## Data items
↓

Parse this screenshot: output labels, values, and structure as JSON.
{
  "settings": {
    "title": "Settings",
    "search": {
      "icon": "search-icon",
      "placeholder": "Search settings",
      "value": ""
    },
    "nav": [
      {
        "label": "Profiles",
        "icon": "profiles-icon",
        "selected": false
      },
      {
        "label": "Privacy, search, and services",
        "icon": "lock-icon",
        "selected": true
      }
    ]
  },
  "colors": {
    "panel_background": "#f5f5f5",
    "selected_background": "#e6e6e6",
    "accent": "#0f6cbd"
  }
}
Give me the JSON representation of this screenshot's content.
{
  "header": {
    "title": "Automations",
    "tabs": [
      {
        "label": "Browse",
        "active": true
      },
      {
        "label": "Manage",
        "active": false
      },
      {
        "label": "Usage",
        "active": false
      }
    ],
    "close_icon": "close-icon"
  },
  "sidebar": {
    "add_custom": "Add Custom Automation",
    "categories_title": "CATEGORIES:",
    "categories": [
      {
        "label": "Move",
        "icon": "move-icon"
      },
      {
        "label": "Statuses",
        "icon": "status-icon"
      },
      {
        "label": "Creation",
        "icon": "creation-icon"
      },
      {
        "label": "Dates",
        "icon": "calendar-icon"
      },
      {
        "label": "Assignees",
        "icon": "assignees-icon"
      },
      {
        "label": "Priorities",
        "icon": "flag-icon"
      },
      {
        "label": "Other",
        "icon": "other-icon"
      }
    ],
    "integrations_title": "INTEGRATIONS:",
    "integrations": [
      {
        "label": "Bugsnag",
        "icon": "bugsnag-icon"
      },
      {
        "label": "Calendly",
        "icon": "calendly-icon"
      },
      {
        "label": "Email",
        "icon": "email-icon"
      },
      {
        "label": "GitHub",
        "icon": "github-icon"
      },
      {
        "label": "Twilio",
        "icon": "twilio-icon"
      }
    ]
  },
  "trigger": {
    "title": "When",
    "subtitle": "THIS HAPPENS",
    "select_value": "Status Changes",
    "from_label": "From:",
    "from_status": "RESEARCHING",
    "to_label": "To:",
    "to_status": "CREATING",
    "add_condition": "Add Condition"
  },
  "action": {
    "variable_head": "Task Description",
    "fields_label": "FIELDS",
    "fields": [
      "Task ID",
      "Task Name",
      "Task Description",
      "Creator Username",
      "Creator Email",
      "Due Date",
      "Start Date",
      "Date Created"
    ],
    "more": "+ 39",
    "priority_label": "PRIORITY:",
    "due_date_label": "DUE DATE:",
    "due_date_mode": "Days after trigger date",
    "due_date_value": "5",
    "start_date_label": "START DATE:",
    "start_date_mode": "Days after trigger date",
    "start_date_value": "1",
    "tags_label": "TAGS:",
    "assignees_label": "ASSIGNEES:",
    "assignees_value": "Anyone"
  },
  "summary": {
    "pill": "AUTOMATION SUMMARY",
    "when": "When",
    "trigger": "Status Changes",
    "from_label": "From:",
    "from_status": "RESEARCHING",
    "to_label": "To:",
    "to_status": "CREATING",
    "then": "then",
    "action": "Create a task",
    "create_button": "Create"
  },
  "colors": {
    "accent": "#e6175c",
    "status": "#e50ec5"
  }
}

↑

## TO BE DONE
Return the whole listing exactly, with every line included.

## TASK RESPONSE
Parse this screenshot: output labels, values, and structure as JSON.
{
  "settings": {
    "title": "Settings",
    "search": {
      "icon": "search-icon",
      "placeholder": "Search settings",
      "value": ""
    },
    "nav": [
      {
        "label": "Profiles",
        "icon": "profiles-icon",
        "selected": false
      },
      {
        "label": "Privacy, search, and services",
        "icon": "lock-icon",
        "selected": true
      }
    ]
  },
  "colors": {
    "panel_background": "#f5f5f5",
    "selected_background": "#e6e6e6",
    "accent": "#0f6cbd"
  }
}
Give me the JSON representation of this screenshot's content.
{
  "header": {
    "title": "Automations",
    "tabs": [
      {
        "label": "Browse",
        "active": true
      },
      {
        "label": "Manage",
        "active": false
      },
      {
        "label": "Usage",
        "active": false
      }
    ],
    "close_icon": "close-icon"
  },
  "sidebar": {
    "add_custom": "Add Custom Automation",
    "categories_title": "CATEGORIES:",
    "categories": [
      {
        "label": "Move",
        "icon": "move-icon"
      },
      {
        "label": "Statuses",
        "icon": "status-icon"
      },
      {
        "label": "Creation",
        "icon": "creation-icon"
      },
      {
        "label": "Dates",
        "icon": "calendar-icon"
      },
      {
        "label": "Assignees",
        "icon": "assignees-icon"
      },
      {
        "label": "Priorities",
        "icon": "flag-icon"
      },
      {
        "label": "Other",
        "icon": "other-icon"
      }
    ],
    "integrations_title": "INTEGRATIONS:",
    "integrations": [
      {
        "label": "Bugsnag",
        "icon": "bugsnag-icon"
      },
      {
        "label": "Calendly",
        "icon": "calendly-icon"
      },
      {
        "label": "Email",
        "icon": "email-icon"
      },
      {
        "label": "GitHub",
        "icon": "github-icon"
      },
      {
        "label": "Twilio",
        "icon": "twilio-icon"
      }
    ]
  },
  "trigger": {
    "title": "When",
    "subtitle": "THIS HAPPENS",
    "select_value": "Status Changes",
    "from_label": "From:",
    "from_status": "RESEARCHING",
    "to_label": "To:",
    "to_status": "CREATING",
    "add_condition": "Add Condition"
  },
  "action": {
    "variable_head": "Task Description",
    "fields_label": "FIELDS",
    "fields": [
      "Task ID",
      "Task Name",
      "Task Description",
      "Creator Username",
      "Creator Email",
      "Due Date",
      "Start Date",
      "Date Created"
    ],
    "more": "+ 39",
    "priority_label": "PRIORITY:",
    "due_date_label": "DUE DATE:",
    "due_date_mode": "Days after trigger date",
    "due_date_value": "5",
    "start_date_label": "START DATE:",
    "start_date_mode": "Days after trigger date",
    "start_date_value": "1",
    "tags_label": "TAGS:",
    "assignees_label": "ASSIGNEES:",
    "assignees_value": "Anyone"
  },
  "summary": {
    "pill": "AUTOMATION SUMMARY",
    "when": "When",
    "trigger": "Status Changes",
    "from_label": "From:",
    "from_status": "RESEARCHING",
    "to_label": "To:",
    "to_status": "CREATING",
    "then": "then",
    "action": "Create a task",
    "create_button": "Create"
  },
  "colors": {
    "accent": "#e6175c",
    "status": "#e50ec5"
  }
}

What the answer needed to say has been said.